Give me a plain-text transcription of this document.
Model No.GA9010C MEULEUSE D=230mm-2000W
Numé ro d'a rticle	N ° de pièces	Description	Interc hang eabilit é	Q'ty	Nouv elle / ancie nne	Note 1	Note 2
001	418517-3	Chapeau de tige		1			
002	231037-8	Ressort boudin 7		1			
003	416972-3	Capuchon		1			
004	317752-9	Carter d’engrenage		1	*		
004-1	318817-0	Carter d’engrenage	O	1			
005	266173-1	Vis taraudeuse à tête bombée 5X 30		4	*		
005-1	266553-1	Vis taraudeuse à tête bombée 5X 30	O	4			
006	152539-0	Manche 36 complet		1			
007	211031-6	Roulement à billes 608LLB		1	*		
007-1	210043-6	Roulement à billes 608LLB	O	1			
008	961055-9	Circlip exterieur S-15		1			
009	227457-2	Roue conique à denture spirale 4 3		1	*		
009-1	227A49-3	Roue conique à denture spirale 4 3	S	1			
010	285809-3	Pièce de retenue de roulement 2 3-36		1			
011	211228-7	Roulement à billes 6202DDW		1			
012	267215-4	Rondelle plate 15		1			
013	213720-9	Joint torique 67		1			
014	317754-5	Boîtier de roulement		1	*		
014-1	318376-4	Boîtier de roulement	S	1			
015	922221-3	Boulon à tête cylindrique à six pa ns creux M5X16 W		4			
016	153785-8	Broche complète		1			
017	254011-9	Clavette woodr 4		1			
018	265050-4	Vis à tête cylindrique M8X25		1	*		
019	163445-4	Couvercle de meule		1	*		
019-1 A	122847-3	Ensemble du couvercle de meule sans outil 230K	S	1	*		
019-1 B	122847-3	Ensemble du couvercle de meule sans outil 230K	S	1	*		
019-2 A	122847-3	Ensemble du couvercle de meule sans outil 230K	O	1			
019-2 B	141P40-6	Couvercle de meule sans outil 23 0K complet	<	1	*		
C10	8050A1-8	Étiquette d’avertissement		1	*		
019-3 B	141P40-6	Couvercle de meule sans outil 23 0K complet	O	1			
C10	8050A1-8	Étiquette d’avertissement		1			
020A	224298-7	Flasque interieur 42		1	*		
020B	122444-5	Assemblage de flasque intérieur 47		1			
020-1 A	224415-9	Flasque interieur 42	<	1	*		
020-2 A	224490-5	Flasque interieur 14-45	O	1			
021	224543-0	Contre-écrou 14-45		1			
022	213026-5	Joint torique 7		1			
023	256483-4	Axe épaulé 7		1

§ **WHAT IS REQUIRED**
Write the material out again in its entirety, exactly as shown.

§ **OUTPUT BELOW**
Give me a plain-text transcription of this document.
Model No.GA9010C MEULEUSE D=230mm-2000W
Numé ro d'a rticle	N ° de pièces	Description	Interc hang eabilit é	Q'ty	Nouv elle / ancie nne	Note 1	Note 2
001	418517-3	Chapeau de tige		1			
002	231037-8	Ressort boudin 7		1			
003	416972-3	Capuchon		1			
004	317752-9	Carter d’engrenage		1	*		
004-1	318817-0	Carter d’engrenage	O	1			
005	266173-1	Vis taraudeuse à tête bombée 5X 30		4	*		
005-1	266553-1	Vis taraudeuse à tête bombée 5X 30	O	4			
006	152539-0	Manche 36 complet		1			
007	211031-6	Roulement à billes 608LLB		1	*		
007-1	210043-6	Roulement à billes 608LLB	O	1			
008	961055-9	Circlip exterieur S-15		1			
009	227457-2	Roue conique à denture spirale 4 3		1	*		
009-1	227A49-3	Roue conique à denture spirale 4 3	S	1			
010	285809-3	Pièce de retenue de roulement 2 3-36		1			
011	211228-7	Roulement à billes 6202DDW		1			
012	267215-4	Rondelle plate 15		1			
013	213720-9	Joint torique 67		1			
014	317754-5	Boîtier de roulement		1	*		
014-1	318376-4	Boîtier de roulement	S	1			
015	922221-3	Boulon à tête cylindrique à six pa ns creux M5X16 W		4			
016	153785-8	Broche complète		1			
017	254011-9	Clavette woodr 4		1			
018	265050-4	Vis à tête cylindrique M8X25		1	*		
019	163445-4	Couvercle de meule		1	*		
019-1 A	122847-3	Ensemble du couvercle de meule sans outil 230K	S	1	*		
019-1 B	122847-3	Ensemble du couvercle de meule sans outil 230K	S	1	*		
019-2 A	122847-3	Ensemble du couvercle de meule sans outil 230K	O	1			
019-2 B	141P40-6	Couvercle de meule sans outil 23 0K complet	<	1	*		
C10	8050A1-8	Étiquette d’avertissement		1	*		
019-3 B	141P40-6	Couvercle de meule sans outil 23 0K complet	O	1			
C10	8050A1-8	Étiquette d’avertissement		1			
020A	224298-7	Flasque interieur 42		1	*		
020B	122444-5	Assemblage de flasque intérieur 47		1			
020-1 A	224415-9	Flasque interieur 42	<	1	*		
020-2 A	224490-5	Flasque interieur 14-45	O	1			
021	224543-0	Contre-écrou 14-45		1			
022	213026-5	Joint torique 7		1			
023	256483-4	Axe épaulé 7		1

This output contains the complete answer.